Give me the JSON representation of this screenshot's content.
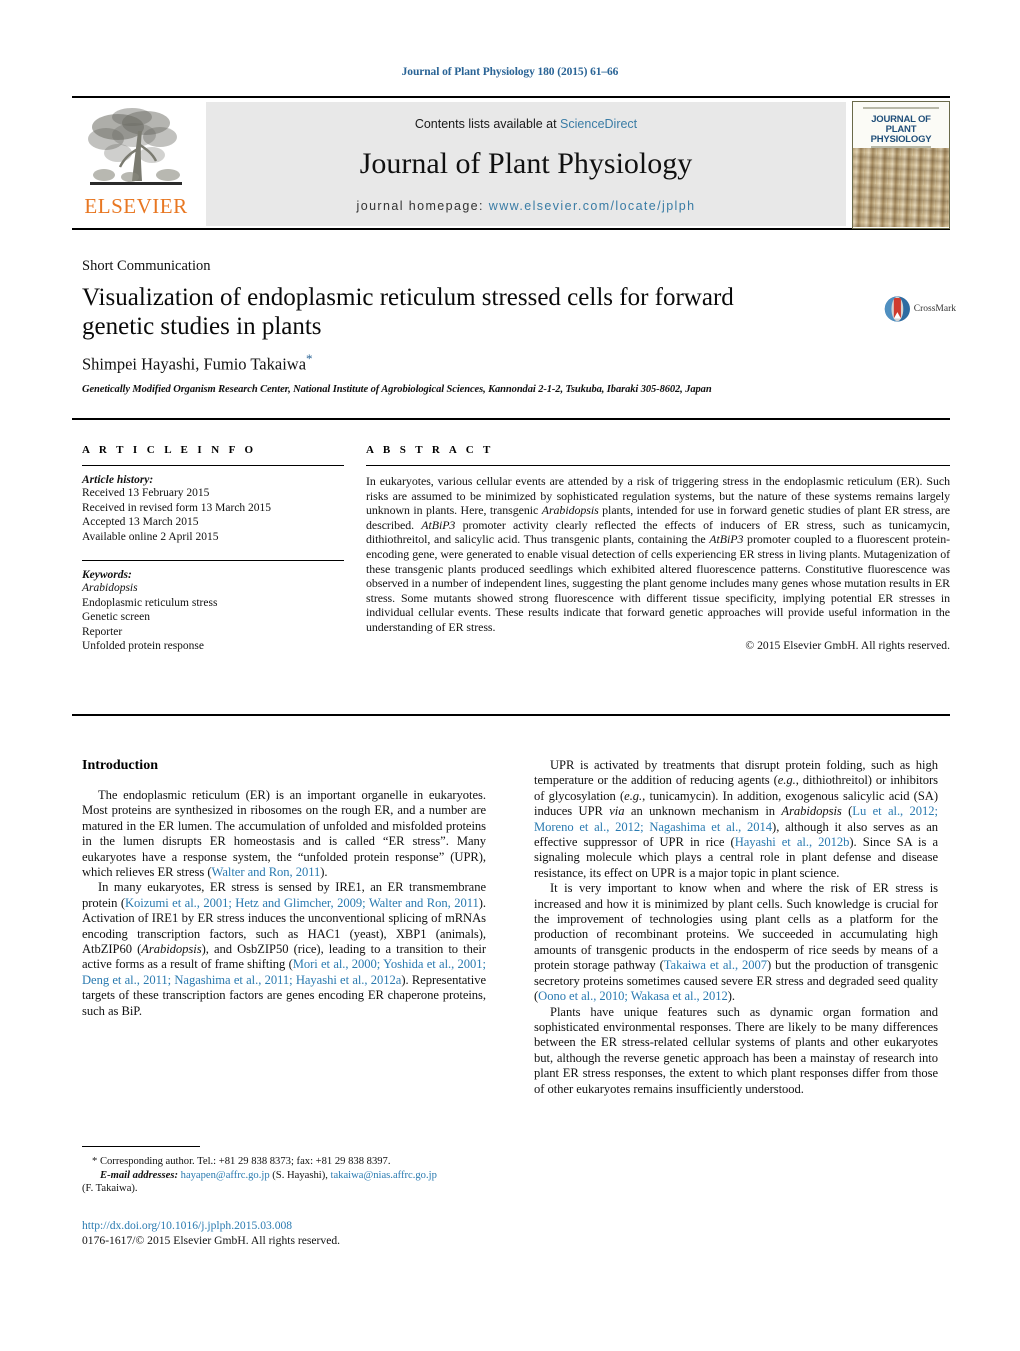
{
  "running_head": "Journal of Plant Physiology 180 (2015) 61–66",
  "masthead": {
    "contents_prefix": "Contents lists available at ",
    "sciencedirect": "ScienceDirect",
    "journal_title": "Journal of Plant Physiology",
    "homepage_prefix": "journal homepage: ",
    "homepage_url": "www.elsevier.com/locate/jplph",
    "publisher_wordmark": "ELSEVIER",
    "cover_title_line1": "JOURNAL OF",
    "cover_title_line2": "PLANT PHYSIOLOGY",
    "accent_link_color": "#3a7ca5",
    "publisher_color": "#E87722"
  },
  "article": {
    "type": "Short Communication",
    "title": "Visualization of endoplasmic reticulum stressed cells for forward genetic studies in plants",
    "authors": "Shimpei Hayashi, Fumio Takaiwa",
    "affiliation": "Genetically Modified Organism Research Center, National Institute of Agrobiological Sciences, Kannondai 2-1-2, Tsukuba, Ibaraki 305-8602, Japan",
    "crossmark_label": "CrossMark"
  },
  "article_info": {
    "heading": "A R T I C L E   I N F O",
    "history_label": "Article history:",
    "history": [
      "Received 13 February 2015",
      "Received in revised form 13 March 2015",
      "Accepted 13 March 2015",
      "Available online 2 April 2015"
    ],
    "keywords_label": "Keywords:",
    "keywords": [
      "Arabidopsis",
      "Endoplasmic reticulum stress",
      "Genetic screen",
      "Reporter",
      "Unfolded protein response"
    ]
  },
  "abstract": {
    "heading": "A B S T R A C T",
    "text_part1": "In eukaryotes, various cellular events are attended by a risk of triggering stress in the endoplasmic reticulum (ER). Such risks are assumed to be minimized by sophisticated regulation systems, but the nature of these systems remains largely unknown in plants. Here, transgenic ",
    "italic1": "Arabidopsis",
    "text_part2": " plants, intended for use in forward genetic studies of plant ER stress, are described. ",
    "italic2": "AtBiP3",
    "text_part3": " promoter activity clearly reflected the effects of inducers of ER stress, such as tunicamycin, dithiothreitol, and salicylic acid. Thus transgenic plants, containing the ",
    "italic3": "AtBiP3",
    "text_part4": " promoter coupled to a fluorescent protein-encoding gene, were generated to enable visual detection of cells experiencing ER stress in living plants. Mutagenization of these transgenic plants produced seedlings which exhibited altered fluorescence patterns. Constitutive fluorescence was observed in a number of independent lines, suggesting the plant genome includes many genes whose mutation results in ER stress. Some mutants showed strong fluorescence with different tissue specificity, implying potential ER stresses in individual cellular events. These results indicate that forward genetic approaches will provide useful information in the understanding of ER stress.",
    "copyright": "© 2015 Elsevier GmbH. All rights reserved."
  },
  "introduction": {
    "heading": "Introduction",
    "left_p1_a": "The endoplasmic reticulum (ER) is an important organelle in eukaryotes. Most proteins are synthesized in ribosomes on the rough ER, and a number are matured in the ER lumen. The accumulation of unfolded and misfolded proteins in the lumen disrupts ER homeostasis and is called “ER stress”. Many eukaryotes have a response system, the “unfolded protein response” (UPR), which relieves ER stress (",
    "left_p1_ref1": "Walter and Ron, 2011",
    "left_p1_b": ").",
    "left_p2_a": "In many eukaryotes, ER stress is sensed by IRE1, an ER transmembrane protein (",
    "left_p2_ref1": "Koizumi et al., 2001; Hetz and Glimcher, 2009; Walter and Ron, 2011",
    "left_p2_b": "). Activation of IRE1 by ER stress induces the unconventional splicing of mRNAs encoding transcription factors, such as HAC1 (yeast), XBP1 (animals), AtbZIP60 (",
    "left_p2_ital1": "Arabidopsis",
    "left_p2_c": "), and OsbZIP50 (rice), leading to a transition to their active forms as a result of frame shifting (",
    "left_p2_ref2": "Mori et al., 2000; Yoshida et al., 2001; Deng et al., 2011; Nagashima et al., 2011; Hayashi et al., 2012a",
    "left_p2_d": "). Representative targets of these transcription factors are genes encoding ER chaperone proteins, such as BiP.",
    "right_p1_a": "UPR is activated by treatments that disrupt protein folding, such as high temperature or the addition of reducing agents (",
    "right_p1_ital1": "e.g.",
    "right_p1_b": ", dithiothreitol) or inhibitors of glycosylation (",
    "right_p1_ital2": "e.g.",
    "right_p1_c": ", tunicamycin). In addition, exogenous salicylic acid (SA) induces UPR ",
    "right_p1_ital3": "via",
    "right_p1_d": " an unknown mechanism in ",
    "right_p1_ital4": "Arabidopsis",
    "right_p1_e": " (",
    "right_p1_ref1": "Lu et al., 2012; Moreno et al., 2012; Nagashima et al., 2014",
    "right_p1_f": "), although it also serves as an effective suppressor of UPR in rice (",
    "right_p1_ref2": "Hayashi et al., 2012b",
    "right_p1_g": "). Since SA is a signaling molecule which plays a central role in plant defense and disease resistance, its effect on UPR is a major topic in plant science.",
    "right_p2_a": "It is very important to know when and where the risk of ER stress is increased and how it is minimized by plant cells. Such knowledge is crucial for the improvement of technologies using plant cells as a platform for the production of recombinant proteins. We succeeded in accumulating high amounts of transgenic products in the endosperm of rice seeds by means of a protein storage pathway (",
    "right_p2_ref1": "Takaiwa et al., 2007",
    "right_p2_b": ") but the production of transgenic secretory proteins sometimes caused severe ER stress and degraded seed quality (",
    "right_p2_ref2": "Oono et al., 2010; Wakasa et al., 2012",
    "right_p2_c": ").",
    "right_p3": "Plants have unique features such as dynamic organ formation and sophisticated environmental responses. There are likely to be many differences between the ER stress-related cellular systems of plants and other eukaryotes but, although the reverse genetic approach has been a mainstay of research into plant ER stress responses, the extent to which plant responses differ from those of other eukaryotes remains insufficiently understood."
  },
  "footnotes": {
    "corresponding": "* Corresponding author. Tel.: +81 29 838 8373; fax: +81 29 838 8397.",
    "email_label": "E-mail addresses:",
    "email1": "hayapen@affrc.go.jp",
    "email1_owner": " (S. Hayashi), ",
    "email2": "takaiwa@nias.affrc.go.jp",
    "email2_owner": "(F. Takaiwa)."
  },
  "doi": {
    "url": "http://dx.doi.org/10.1016/j.jplph.2015.03.008",
    "issn_line": "0176-1617/© 2015 Elsevier GmbH. All rights reserved."
  }
}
########
| WORK INSTRUCTION |
An exact copy of the listing above is to be set down, with no pictures in it.

| OUTPUT |
Give me the JSON representation of this screenshot's content.
{
  "running_head": "Journal of Plant Physiology 180 (2015) 61–66",
  "masthead": {
    "contents_prefix": "Contents lists available at ",
    "sciencedirect": "ScienceDirect",
    "journal_title": "Journal of Plant Physiology",
    "homepage_prefix": "journal homepage: ",
    "homepage_url": "www.elsevier.com/locate/jplph",
    "publisher_wordmark": "ELSEVIER",
    "cover_title_line1": "JOURNAL OF",
    "cover_title_line2": "PLANT PHYSIOLOGY",
    "accent_link_color": "#3a7ca5",
    "publisher_color": "#E87722"
  },
  "article": {
    "type": "Short Communication",
    "title": "Visualization of endoplasmic reticulum stressed cells for forward genetic studies in plants",
    "authors": "Shimpei Hayashi, Fumio Takaiwa",
    "affiliation": "Genetically Modified Organism Research Center, National Institute of Agrobiological Sciences, Kannondai 2-1-2, Tsukuba, Ibaraki 305-8602, Japan",
    "crossmark_label": "CrossMark"
  },
  "article_info": {
    "heading": "A R T I C L E   I N F O",
    "history_label": "Article history:",
    "history": [
      "Received 13 February 2015",
      "Received in revised form 13 March 2015",
      "Accepted 13 March 2015",
      "Available online 2 April 2015"
    ],
    "keywords_label": "Keywords:",
    "keywords": [
      "Arabidopsis",
      "Endoplasmic reticulum stress",
      "Genetic screen",
      "Reporter",
      "Unfolded protein response"
    ]
  },
  "abstract": {
    "heading": "A B S T R A C T",
    "text_part1": "In eukaryotes, various cellular events are attended by a risk of triggering stress in the endoplasmic reticulum (ER). Such risks are assumed to be minimized by sophisticated regulation systems, but the nature of these systems remains largely unknown in plants. Here, transgenic ",
    "italic1": "Arabidopsis",
    "text_part2": " plants, intended for use in forward genetic studies of plant ER stress, are described. ",
    "italic2": "AtBiP3",
    "text_part3": " promoter activity clearly reflected the effects of inducers of ER stress, such as tunicamycin, dithiothreitol, and salicylic acid. Thus transgenic plants, containing the ",
    "italic3": "AtBiP3",
    "text_part4": " promoter coupled to a fluorescent protein-encoding gene, were generated to enable visual detection of cells experiencing ER stress in living plants. Mutagenization of these transgenic plants produced seedlings which exhibited altered fluorescence patterns. Constitutive fluorescence was observed in a number of independent lines, suggesting the plant genome includes many genes whose mutation results in ER stress. Some mutants showed strong fluorescence with different tissue specificity, implying potential ER stresses in individual cellular events. These results indicate that forward genetic approaches will provide useful information in the understanding of ER stress.",
    "copyright": "© 2015 Elsevier GmbH. All rights reserved."
  },
  "introduction": {
    "heading": "Introduction",
    "left_p1_a": "The endoplasmic reticulum (ER) is an important organelle in eukaryotes. Most proteins are synthesized in ribosomes on the rough ER, and a number are matured in the ER lumen. The accumulation of unfolded and misfolded proteins in the lumen disrupts ER homeostasis and is called “ER stress”. Many eukaryotes have a response system, the “unfolded protein response” (UPR), which relieves ER stress (",
    "left_p1_ref1": "Walter and Ron, 2011",
    "left_p1_b": ").",
    "left_p2_a": "In many eukaryotes, ER stress is sensed by IRE1, an ER transmembrane protein (",
    "left_p2_ref1": "Koizumi et al., 2001; Hetz and Glimcher, 2009; Walter and Ron, 2011",
    "left_p2_b": "). Activation of IRE1 by ER stress induces the unconventional splicing of mRNAs encoding transcription factors, such as HAC1 (yeast), XBP1 (animals), AtbZIP60 (",
    "left_p2_ital1": "Arabidopsis",
    "left_p2_c": "), and OsbZIP50 (rice), leading to a transition to their active forms as a result of frame shifting (",
    "left_p2_ref2": "Mori et al., 2000; Yoshida et al., 2001; Deng et al., 2011; Nagashima et al., 2011; Hayashi et al., 2012a",
    "left_p2_d": "). Representative targets of these transcription factors are genes encoding ER chaperone proteins, such as BiP.",
    "right_p1_a": "UPR is activated by treatments that disrupt protein folding, such as high temperature or the addition of reducing agents (",
    "right_p1_ital1": "e.g.",
    "right_p1_b": ", dithiothreitol) or inhibitors of glycosylation (",
    "right_p1_ital2": "e.g.",
    "right_p1_c": ", tunicamycin). In addition, exogenous salicylic acid (SA) induces UPR ",
    "right_p1_ital3": "via",
    "right_p1_d": " an unknown mechanism in ",
    "right_p1_ital4": "Arabidopsis",
    "right_p1_e": " (",
    "right_p1_ref1": "Lu et al., 2012; Moreno et al., 2012; Nagashima et al., 2014",
    "right_p1_f": "), although it also serves as an effective suppressor of UPR in rice (",
    "right_p1_ref2": "Hayashi et al., 2012b",
    "right_p1_g": "). Since SA is a signaling molecule which plays a central role in plant defense and disease resistance, its effect on UPR is a major topic in plant science.",
    "right_p2_a": "It is very important to know when and where the risk of ER stress is increased and how it is minimized by plant cells. Such knowledge is crucial for the improvement of technologies using plant cells as a platform for the production of recombinant proteins. We succeeded in accumulating high amounts of transgenic products in the endosperm of rice seeds by means of a protein storage pathway (",
    "right_p2_ref1": "Takaiwa et al., 2007",
    "right_p2_b": ") but the production of transgenic secretory proteins sometimes caused severe ER stress and degraded seed quality (",
    "right_p2_ref2": "Oono et al., 2010; Wakasa et al., 2012",
    "right_p2_c": ").",
    "right_p3": "Plants have unique features such as dynamic organ formation and sophisticated environmental responses. There are likely to be many differences between the ER stress-related cellular systems of plants and other eukaryotes but, although the reverse genetic approach has been a mainstay of research into plant ER stress responses, the extent to which plant responses differ from those of other eukaryotes remains insufficiently understood."
  },
  "footnotes": {
    "corresponding": "* Corresponding author. Tel.: +81 29 838 8373; fax: +81 29 838 8397.",
    "email_label": "E-mail addresses:",
    "email1": "hayapen@affrc.go.jp",
    "email1_owner": " (S. Hayashi), ",
    "email2": "takaiwa@nias.affrc.go.jp",
    "email2_owner": "(F. Takaiwa)."
  },
  "doi": {
    "url": "http://dx.doi.org/10.1016/j.jplph.2015.03.008",
    "issn_line": "0176-1617/© 2015 Elsevier GmbH. All rights reserved."
  }
}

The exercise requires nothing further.